### [GIVEN EXERCISE]
Reproduce the data exactly and drop any pictures it holds.

### [MATERIAL PROVIDED]

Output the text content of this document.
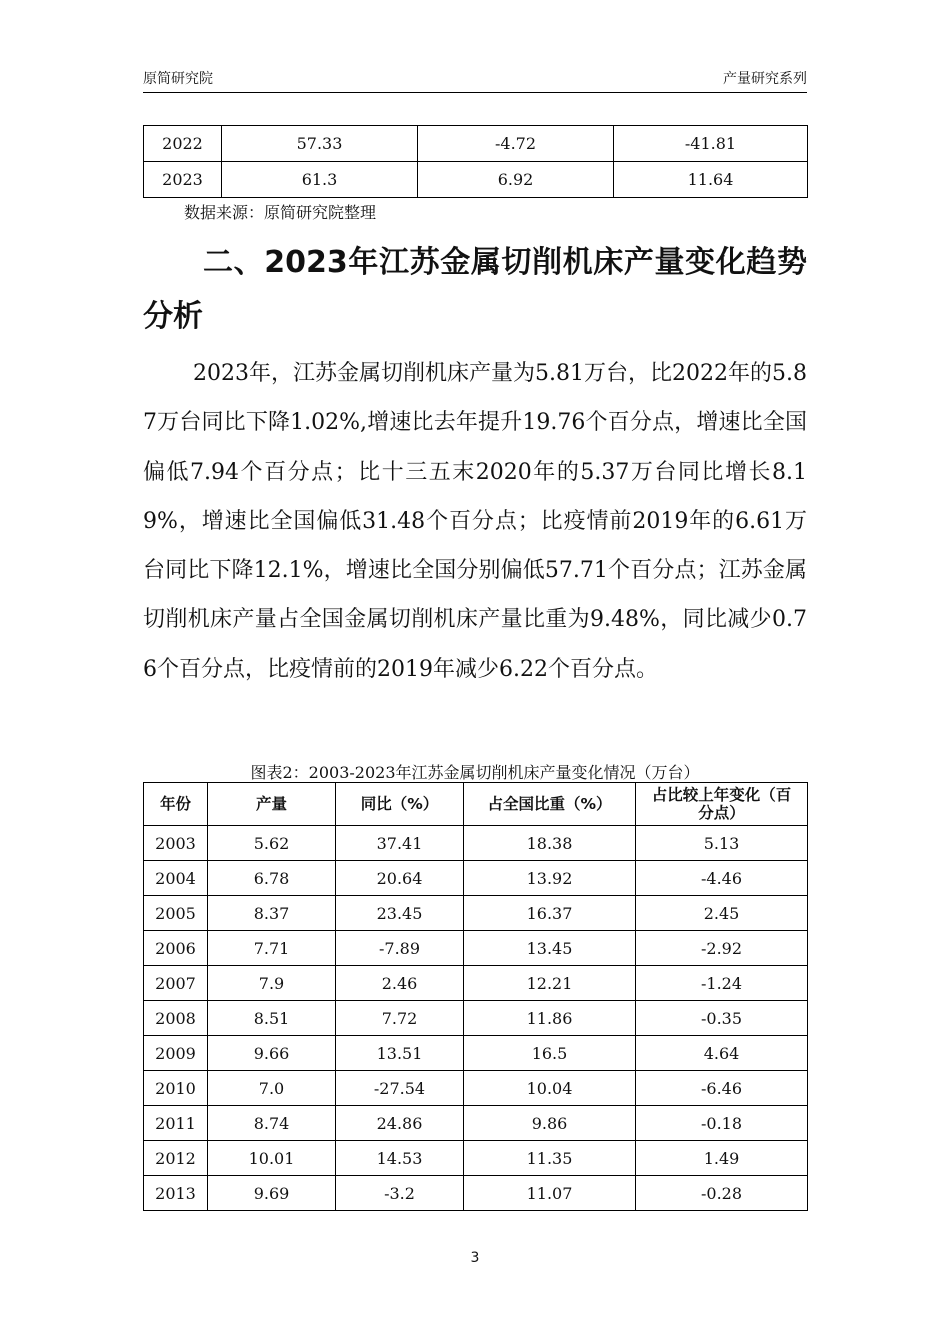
原简研究院	产量研究系列
2022	57.33	-4.72	-41.81
2023	61.3	6.92	11.64
数据来源：原简研究院整理
二、2023年江苏金属切削机床产量变化趋势分析
2023年，江苏金属切削机床产量为5.81万台，比2022年的5.87万台同比下降1.02%,增速比去年提升19.76个百分点，增速比全国偏低7.94个百分点；比十三五末2020年的5.37万台同比增长8.19%，增速比全国偏低31.48个百分点；比疫情前2019年的6.61万台同比下降12.1%，增速比全国分别偏低57.71个百分点；江苏金属切削机床产量占全国金属切削机床产量比重为9.48%，同比减少0.76个百分点，比疫情前的2019年减少6.22个百分点。
图表2：2003-2023年江苏金属切削机床产量变化情况（万台）
年份	产量	同比（%）	占全国比重（%）	占比较上年变化（百分点）
2003	5.62	37.41	18.38	5.13
2004	6.78	20.64	13.92	-4.46
2005	8.37	23.45	16.37	2.45
2006	7.71	-7.89	13.45	-2.92
2007	7.9	2.46	12.21	-1.24
2008	8.51	7.72	11.86	-0.35
2009	9.66	13.51	16.5	4.64
2010	7.0	-27.54	10.04	-6.46
2011	8.74	24.86	9.86	-0.18
2012	10.01	14.53	11.35	1.49
2013	9.69	-3.2	11.07	-0.28
3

### [EXERCISE SOLUTION]
Output the text content of this document.
原简研究院	产量研究系列
2022	57.33	-4.72	-41.81
2023	61.3	6.92	11.64
数据来源：原简研究院整理
二、2023年江苏金属切削机床产量变化趋势分析
2023年，江苏金属切削机床产量为5.81万台，比2022年的5.87万台同比下降1.02%,增速比去年提升19.76个百分点，增速比全国偏低7.94个百分点；比十三五末2020年的5.37万台同比增长8.19%，增速比全国偏低31.48个百分点；比疫情前2019年的6.61万台同比下降12.1%，增速比全国分别偏低57.71个百分点；江苏金属切削机床产量占全国金属切削机床产量比重为9.48%，同比减少0.76个百分点，比疫情前的2019年减少6.22个百分点。
图表2：2003-2023年江苏金属切削机床产量变化情况（万台）
年份	产量	同比（%）	占全国比重（%）	占比较上年变化（百分点）
2003	5.62	37.41	18.38	5.13
2004	6.78	20.64	13.92	-4.46
2005	8.37	23.45	16.37	2.45
2006	7.71	-7.89	13.45	-2.92
2007	7.9	2.46	12.21	-1.24
2008	8.51	7.72	11.86	-0.35
2009	9.66	13.51	16.5	4.64
2010	7.0	-27.54	10.04	-6.46
2011	8.74	24.86	9.86	-0.18
2012	10.01	14.53	11.35	1.49
2013	9.69	-3.2	11.07	-0.28
3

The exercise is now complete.